Start of EXTRACTED MATERIAL

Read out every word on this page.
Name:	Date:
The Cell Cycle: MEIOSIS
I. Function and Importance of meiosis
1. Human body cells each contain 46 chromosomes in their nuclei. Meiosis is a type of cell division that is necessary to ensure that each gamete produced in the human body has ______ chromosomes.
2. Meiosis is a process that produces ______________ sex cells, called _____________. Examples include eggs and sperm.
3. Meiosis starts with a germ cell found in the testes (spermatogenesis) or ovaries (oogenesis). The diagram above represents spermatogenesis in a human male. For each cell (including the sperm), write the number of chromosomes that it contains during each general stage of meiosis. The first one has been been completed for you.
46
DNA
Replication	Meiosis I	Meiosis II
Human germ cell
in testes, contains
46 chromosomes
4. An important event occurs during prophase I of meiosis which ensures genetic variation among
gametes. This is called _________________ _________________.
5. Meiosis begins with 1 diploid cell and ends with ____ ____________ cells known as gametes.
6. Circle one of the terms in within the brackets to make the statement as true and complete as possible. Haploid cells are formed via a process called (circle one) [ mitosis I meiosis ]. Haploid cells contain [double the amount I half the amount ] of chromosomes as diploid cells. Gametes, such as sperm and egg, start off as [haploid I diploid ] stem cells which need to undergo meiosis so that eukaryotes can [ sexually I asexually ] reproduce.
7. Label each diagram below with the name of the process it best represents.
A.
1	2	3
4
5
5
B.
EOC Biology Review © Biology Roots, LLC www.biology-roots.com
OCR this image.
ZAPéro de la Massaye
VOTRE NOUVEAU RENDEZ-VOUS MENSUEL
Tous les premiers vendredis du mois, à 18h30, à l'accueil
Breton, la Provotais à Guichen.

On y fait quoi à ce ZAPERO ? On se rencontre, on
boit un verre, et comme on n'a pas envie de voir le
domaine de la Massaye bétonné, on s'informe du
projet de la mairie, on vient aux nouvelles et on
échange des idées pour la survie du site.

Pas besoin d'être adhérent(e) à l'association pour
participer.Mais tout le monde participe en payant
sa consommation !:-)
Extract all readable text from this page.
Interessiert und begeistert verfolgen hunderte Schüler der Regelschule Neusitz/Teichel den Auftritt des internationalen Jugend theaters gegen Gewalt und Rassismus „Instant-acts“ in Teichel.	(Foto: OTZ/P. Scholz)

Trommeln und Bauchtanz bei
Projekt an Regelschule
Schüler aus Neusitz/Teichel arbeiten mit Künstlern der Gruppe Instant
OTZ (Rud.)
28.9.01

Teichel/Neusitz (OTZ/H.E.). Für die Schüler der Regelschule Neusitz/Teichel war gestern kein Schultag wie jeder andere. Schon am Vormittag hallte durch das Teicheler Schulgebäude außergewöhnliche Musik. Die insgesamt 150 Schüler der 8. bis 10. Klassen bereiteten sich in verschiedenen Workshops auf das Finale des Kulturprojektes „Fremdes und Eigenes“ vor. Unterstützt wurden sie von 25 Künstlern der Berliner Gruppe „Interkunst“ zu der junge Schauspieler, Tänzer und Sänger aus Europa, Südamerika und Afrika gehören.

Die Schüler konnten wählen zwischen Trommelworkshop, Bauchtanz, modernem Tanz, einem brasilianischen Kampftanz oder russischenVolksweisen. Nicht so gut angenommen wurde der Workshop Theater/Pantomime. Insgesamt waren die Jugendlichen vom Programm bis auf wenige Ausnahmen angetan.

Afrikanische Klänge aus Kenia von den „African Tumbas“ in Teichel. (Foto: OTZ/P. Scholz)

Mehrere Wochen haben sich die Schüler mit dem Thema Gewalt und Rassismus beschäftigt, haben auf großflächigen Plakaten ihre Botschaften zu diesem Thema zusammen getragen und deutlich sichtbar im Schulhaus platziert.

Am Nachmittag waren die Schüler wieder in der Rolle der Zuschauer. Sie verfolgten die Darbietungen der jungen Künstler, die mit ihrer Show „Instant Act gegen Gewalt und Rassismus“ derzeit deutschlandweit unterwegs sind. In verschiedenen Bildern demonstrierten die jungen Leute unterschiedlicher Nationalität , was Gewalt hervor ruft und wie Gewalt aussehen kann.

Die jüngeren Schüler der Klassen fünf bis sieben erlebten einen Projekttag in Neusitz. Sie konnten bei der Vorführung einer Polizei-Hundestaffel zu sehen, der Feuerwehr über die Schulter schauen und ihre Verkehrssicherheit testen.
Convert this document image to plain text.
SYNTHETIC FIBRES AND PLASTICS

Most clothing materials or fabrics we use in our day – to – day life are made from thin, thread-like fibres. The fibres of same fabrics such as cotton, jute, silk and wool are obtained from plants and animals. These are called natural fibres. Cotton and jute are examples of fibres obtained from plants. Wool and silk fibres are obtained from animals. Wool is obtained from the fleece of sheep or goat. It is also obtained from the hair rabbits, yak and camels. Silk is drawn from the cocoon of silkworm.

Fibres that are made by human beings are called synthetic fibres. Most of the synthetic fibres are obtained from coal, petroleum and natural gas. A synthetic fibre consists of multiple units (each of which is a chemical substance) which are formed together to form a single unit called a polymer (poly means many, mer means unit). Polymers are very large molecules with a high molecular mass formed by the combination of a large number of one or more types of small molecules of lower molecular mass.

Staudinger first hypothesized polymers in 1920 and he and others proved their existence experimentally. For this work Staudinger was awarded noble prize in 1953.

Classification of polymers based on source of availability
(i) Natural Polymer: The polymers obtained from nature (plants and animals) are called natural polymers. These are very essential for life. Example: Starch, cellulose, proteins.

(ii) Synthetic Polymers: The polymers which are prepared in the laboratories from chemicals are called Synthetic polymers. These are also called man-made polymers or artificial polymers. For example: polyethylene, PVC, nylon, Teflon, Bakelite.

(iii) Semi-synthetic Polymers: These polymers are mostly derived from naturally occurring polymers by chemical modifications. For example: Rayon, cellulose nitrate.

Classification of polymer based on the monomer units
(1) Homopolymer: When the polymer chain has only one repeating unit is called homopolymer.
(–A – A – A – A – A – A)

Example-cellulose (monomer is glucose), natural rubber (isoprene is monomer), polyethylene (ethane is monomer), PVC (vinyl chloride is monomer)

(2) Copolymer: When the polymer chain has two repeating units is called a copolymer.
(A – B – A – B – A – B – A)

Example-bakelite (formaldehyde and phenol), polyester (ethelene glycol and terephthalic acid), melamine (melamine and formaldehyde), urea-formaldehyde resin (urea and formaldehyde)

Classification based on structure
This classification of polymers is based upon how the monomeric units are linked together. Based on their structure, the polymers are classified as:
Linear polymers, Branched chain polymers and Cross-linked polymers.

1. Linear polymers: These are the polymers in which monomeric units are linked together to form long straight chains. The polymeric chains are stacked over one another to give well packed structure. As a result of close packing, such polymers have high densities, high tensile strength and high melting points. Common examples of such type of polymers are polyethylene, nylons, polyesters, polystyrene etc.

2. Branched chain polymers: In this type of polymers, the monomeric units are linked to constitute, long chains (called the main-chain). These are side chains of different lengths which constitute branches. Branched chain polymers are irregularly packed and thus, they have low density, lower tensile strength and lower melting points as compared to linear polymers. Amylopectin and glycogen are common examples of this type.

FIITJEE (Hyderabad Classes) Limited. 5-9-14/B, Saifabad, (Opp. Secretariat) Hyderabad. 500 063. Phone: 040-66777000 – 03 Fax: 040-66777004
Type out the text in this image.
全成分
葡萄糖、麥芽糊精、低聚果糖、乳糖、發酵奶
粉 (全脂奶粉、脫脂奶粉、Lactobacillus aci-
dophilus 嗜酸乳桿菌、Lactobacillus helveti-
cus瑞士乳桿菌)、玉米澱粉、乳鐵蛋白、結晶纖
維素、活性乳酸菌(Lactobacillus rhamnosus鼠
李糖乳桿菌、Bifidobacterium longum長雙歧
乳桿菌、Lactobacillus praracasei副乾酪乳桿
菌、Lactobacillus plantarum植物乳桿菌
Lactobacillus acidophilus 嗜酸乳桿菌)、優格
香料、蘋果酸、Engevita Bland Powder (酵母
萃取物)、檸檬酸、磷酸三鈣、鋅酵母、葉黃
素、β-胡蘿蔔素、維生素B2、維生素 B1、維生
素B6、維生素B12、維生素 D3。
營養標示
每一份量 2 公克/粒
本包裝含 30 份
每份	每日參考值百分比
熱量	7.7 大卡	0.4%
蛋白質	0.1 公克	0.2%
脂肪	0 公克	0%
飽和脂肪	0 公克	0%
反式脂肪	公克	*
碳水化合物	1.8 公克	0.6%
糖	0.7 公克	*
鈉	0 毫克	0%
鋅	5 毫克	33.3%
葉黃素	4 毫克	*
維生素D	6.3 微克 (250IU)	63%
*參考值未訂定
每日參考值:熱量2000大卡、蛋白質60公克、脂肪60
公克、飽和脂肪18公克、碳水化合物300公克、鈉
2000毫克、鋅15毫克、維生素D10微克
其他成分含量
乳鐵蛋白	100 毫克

End of EXTRACTED MATERIAL

## TASK INSTRUCTIONS
Return, from the entries, each line that holds "diploid".

## ANSWER SECTION
5. Meiosis begins with 1 diploid cell and ends with ____ ____________ cells known as gametes.
6. Circle one of the terms in within the brackets to make the statement as true and complete as possible. Haploid cells are formed via a process called (circle one) [ mitosis I meiosis ]. Haploid cells contain [double the amount I half the amount ] of chromosomes as diploid cells. Gametes, such as sperm and egg, start off as [haploid I diploid ] stem cells which need to undergo meiosis so that eukaryotes can [ sexually I asexually ] reproduce.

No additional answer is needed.